WHAT IS EXPECTED: Copy, from the entries below, each line in which the string "favicon" appears.

Excerpt from a dataset:
-=-=-=-=-

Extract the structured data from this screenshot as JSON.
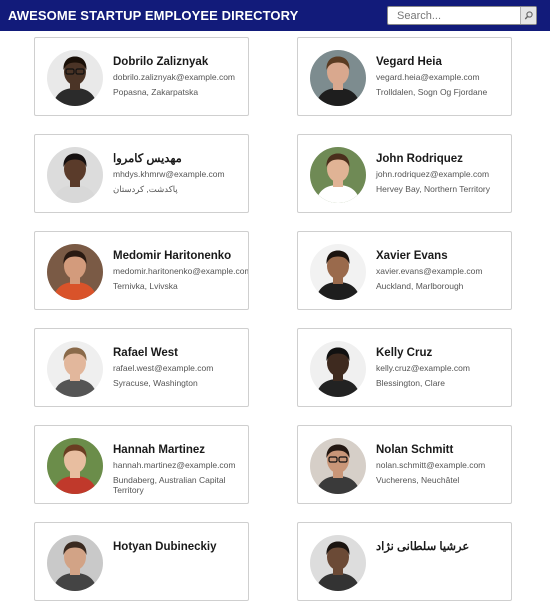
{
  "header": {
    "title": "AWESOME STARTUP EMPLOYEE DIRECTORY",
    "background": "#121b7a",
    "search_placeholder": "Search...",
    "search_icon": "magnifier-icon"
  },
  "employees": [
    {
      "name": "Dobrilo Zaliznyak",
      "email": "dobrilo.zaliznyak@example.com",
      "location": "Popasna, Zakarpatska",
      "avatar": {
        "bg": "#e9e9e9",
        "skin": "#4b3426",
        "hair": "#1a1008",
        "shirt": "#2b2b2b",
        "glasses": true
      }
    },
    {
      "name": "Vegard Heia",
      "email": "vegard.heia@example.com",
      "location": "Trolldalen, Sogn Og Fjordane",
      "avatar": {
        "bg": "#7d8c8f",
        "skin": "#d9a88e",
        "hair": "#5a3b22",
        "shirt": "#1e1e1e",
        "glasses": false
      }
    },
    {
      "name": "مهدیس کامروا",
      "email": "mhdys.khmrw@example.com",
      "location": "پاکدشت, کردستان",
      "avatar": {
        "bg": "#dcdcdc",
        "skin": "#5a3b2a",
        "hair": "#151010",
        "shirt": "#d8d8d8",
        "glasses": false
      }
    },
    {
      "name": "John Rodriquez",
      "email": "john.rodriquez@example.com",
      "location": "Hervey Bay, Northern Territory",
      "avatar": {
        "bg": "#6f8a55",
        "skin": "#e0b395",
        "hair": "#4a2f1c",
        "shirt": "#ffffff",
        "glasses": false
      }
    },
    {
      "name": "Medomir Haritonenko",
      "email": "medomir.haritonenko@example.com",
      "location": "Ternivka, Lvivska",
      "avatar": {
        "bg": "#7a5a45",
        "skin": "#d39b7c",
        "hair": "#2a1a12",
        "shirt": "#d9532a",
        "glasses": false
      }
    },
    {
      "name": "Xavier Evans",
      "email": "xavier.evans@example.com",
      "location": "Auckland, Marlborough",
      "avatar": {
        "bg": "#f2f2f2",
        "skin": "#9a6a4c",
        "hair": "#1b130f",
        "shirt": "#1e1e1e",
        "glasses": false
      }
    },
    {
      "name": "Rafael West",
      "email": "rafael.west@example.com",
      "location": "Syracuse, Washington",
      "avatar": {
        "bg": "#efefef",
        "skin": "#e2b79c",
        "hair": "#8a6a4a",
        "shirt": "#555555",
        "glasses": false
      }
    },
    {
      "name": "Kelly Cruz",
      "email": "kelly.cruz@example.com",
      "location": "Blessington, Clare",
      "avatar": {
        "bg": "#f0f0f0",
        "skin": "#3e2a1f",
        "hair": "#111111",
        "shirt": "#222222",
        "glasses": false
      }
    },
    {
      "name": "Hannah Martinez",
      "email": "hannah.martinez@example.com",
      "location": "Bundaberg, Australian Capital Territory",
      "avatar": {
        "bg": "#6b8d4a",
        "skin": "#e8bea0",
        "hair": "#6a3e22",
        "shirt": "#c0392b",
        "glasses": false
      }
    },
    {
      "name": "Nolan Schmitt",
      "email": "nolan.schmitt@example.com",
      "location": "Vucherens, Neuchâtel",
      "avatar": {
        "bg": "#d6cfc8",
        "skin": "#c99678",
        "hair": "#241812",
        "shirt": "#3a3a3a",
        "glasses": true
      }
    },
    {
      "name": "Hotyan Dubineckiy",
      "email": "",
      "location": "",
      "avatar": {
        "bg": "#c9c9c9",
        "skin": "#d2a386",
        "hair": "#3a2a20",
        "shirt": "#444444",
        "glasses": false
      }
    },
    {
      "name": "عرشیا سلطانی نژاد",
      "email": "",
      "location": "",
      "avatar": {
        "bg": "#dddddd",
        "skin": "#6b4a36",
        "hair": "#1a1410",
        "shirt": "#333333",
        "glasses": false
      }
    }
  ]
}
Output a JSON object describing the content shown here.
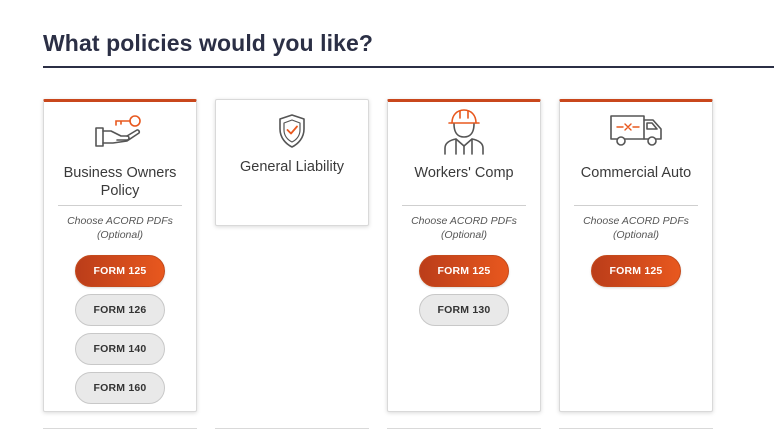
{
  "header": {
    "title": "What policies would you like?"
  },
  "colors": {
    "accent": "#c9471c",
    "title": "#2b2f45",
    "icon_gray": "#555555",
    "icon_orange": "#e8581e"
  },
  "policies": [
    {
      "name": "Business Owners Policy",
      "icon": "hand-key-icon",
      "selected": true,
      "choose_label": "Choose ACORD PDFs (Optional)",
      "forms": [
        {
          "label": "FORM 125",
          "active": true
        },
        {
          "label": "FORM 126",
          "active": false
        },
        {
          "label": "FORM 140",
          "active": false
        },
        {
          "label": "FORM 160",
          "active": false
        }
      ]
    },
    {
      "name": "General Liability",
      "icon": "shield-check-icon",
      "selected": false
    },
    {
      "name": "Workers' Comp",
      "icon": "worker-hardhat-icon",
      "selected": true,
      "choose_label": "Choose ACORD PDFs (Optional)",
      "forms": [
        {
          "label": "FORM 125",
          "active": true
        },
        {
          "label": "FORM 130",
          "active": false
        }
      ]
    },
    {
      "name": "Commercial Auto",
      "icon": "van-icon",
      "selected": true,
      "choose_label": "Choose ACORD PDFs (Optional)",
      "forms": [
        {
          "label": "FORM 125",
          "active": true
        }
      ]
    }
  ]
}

-=-=-=-=-

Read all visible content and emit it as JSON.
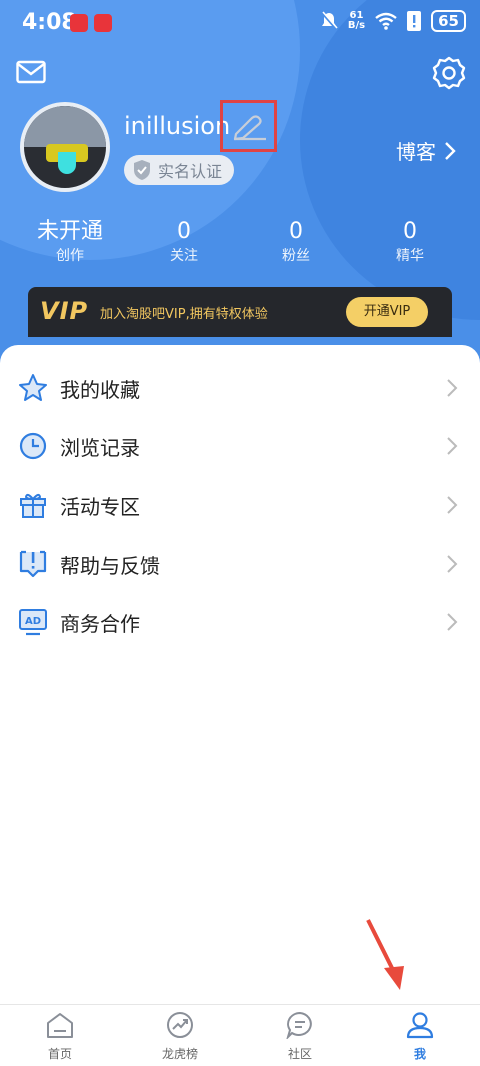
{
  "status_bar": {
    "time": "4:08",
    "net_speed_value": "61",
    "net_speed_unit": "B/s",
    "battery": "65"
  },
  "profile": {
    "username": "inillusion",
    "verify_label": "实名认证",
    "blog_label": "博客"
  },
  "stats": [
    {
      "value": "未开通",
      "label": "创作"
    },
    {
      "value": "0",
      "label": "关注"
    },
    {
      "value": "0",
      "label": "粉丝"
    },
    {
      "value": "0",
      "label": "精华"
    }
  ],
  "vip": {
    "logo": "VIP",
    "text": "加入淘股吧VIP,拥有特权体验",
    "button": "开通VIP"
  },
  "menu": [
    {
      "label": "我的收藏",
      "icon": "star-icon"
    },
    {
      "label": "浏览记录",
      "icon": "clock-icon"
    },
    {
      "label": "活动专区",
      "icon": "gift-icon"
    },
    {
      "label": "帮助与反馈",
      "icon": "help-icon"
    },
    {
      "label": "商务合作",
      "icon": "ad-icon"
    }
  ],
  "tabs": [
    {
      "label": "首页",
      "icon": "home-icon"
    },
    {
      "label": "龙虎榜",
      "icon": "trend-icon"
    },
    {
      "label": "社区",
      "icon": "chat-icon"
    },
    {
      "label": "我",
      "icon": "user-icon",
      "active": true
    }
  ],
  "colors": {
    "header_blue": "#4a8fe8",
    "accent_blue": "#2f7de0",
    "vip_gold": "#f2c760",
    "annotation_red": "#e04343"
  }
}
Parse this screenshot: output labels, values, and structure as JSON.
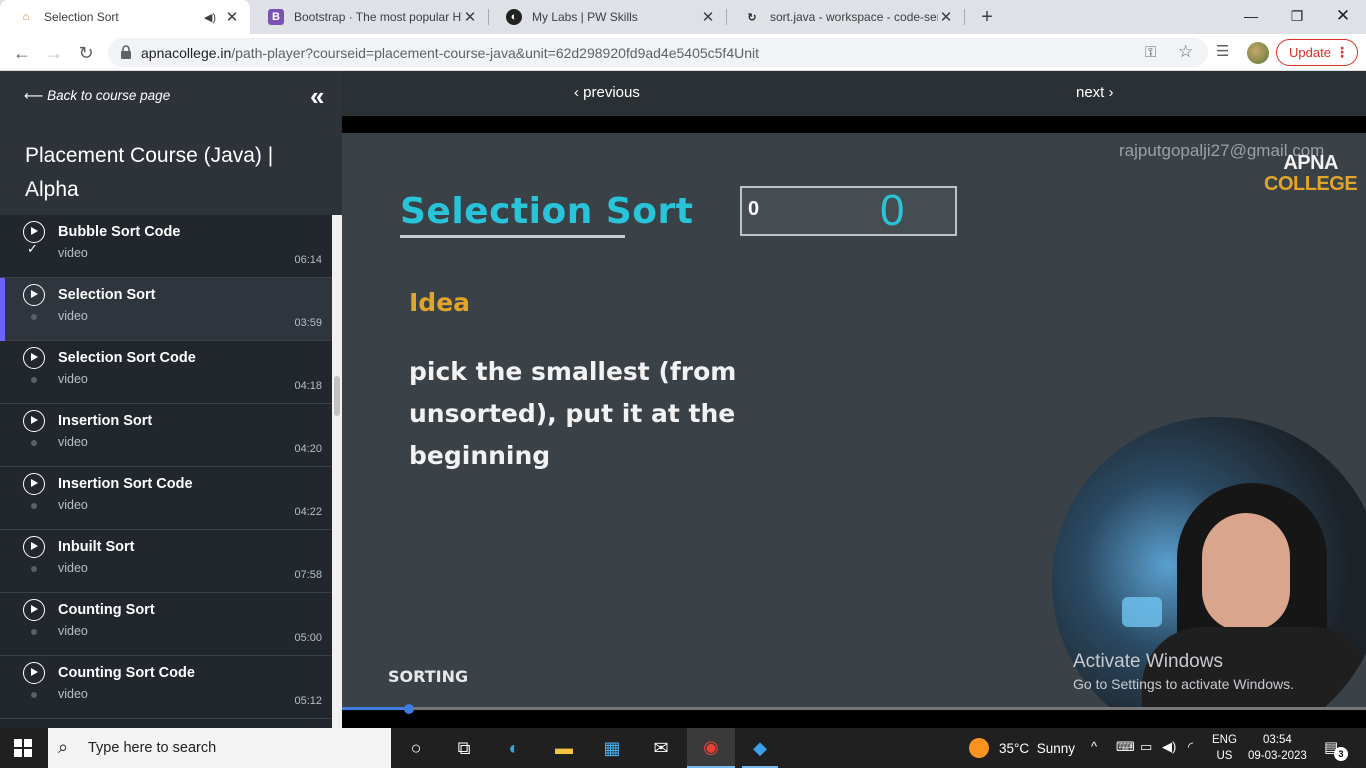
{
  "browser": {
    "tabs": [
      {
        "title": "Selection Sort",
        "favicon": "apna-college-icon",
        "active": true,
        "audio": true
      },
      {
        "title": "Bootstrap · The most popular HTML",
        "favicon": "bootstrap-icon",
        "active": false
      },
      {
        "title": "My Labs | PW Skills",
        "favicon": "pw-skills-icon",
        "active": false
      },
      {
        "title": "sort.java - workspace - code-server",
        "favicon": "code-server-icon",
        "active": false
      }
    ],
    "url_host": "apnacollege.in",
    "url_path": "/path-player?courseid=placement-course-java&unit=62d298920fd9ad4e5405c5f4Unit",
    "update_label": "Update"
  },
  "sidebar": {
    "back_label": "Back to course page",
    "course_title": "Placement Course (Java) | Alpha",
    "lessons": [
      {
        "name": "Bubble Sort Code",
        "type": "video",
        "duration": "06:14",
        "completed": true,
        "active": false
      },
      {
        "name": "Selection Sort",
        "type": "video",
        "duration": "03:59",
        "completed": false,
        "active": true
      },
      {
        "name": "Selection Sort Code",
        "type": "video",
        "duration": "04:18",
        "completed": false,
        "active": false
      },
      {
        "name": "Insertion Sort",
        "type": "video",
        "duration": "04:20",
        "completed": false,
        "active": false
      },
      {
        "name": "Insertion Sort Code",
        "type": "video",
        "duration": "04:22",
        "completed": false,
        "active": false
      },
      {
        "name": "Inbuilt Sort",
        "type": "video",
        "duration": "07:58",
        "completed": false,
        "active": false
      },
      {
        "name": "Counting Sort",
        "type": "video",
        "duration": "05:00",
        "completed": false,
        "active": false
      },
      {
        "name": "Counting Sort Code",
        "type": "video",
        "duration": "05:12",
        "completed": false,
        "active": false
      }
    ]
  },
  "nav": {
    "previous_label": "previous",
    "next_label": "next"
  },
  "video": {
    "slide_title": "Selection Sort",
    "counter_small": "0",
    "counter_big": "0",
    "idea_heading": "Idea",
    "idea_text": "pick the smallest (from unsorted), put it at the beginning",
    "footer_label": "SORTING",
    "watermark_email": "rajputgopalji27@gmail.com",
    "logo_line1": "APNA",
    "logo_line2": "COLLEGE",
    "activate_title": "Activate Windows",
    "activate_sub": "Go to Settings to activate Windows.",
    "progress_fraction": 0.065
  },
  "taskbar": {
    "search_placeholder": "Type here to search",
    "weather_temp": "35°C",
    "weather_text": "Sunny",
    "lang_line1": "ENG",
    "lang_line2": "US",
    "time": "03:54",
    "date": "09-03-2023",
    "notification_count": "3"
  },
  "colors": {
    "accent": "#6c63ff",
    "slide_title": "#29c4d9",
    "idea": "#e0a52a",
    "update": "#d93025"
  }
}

-=-=-=-=-

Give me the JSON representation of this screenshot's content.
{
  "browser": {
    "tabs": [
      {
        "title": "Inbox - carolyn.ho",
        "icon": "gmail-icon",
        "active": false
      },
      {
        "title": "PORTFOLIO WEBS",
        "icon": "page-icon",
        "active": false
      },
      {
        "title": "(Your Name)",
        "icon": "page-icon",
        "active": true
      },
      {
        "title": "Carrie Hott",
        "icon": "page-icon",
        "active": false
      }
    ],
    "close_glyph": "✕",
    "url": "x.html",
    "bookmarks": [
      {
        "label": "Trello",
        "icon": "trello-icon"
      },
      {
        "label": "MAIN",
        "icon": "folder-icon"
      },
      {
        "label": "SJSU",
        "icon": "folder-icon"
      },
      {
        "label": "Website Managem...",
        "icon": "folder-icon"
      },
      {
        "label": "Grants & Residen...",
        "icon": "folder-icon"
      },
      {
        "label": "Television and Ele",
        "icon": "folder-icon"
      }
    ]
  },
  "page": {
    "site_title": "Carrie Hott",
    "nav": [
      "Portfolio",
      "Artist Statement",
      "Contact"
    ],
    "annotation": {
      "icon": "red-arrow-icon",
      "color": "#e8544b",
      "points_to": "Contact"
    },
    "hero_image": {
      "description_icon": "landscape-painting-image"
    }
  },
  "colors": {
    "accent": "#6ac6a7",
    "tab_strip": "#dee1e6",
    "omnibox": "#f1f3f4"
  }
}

-=-=-=-=-

THE OUTPUT:
        "favicon": "apna-college-icon",
        "favicon": "bootstrap-icon",
        "favicon": "pw-skills-icon",
        "favicon": "code-server-icon",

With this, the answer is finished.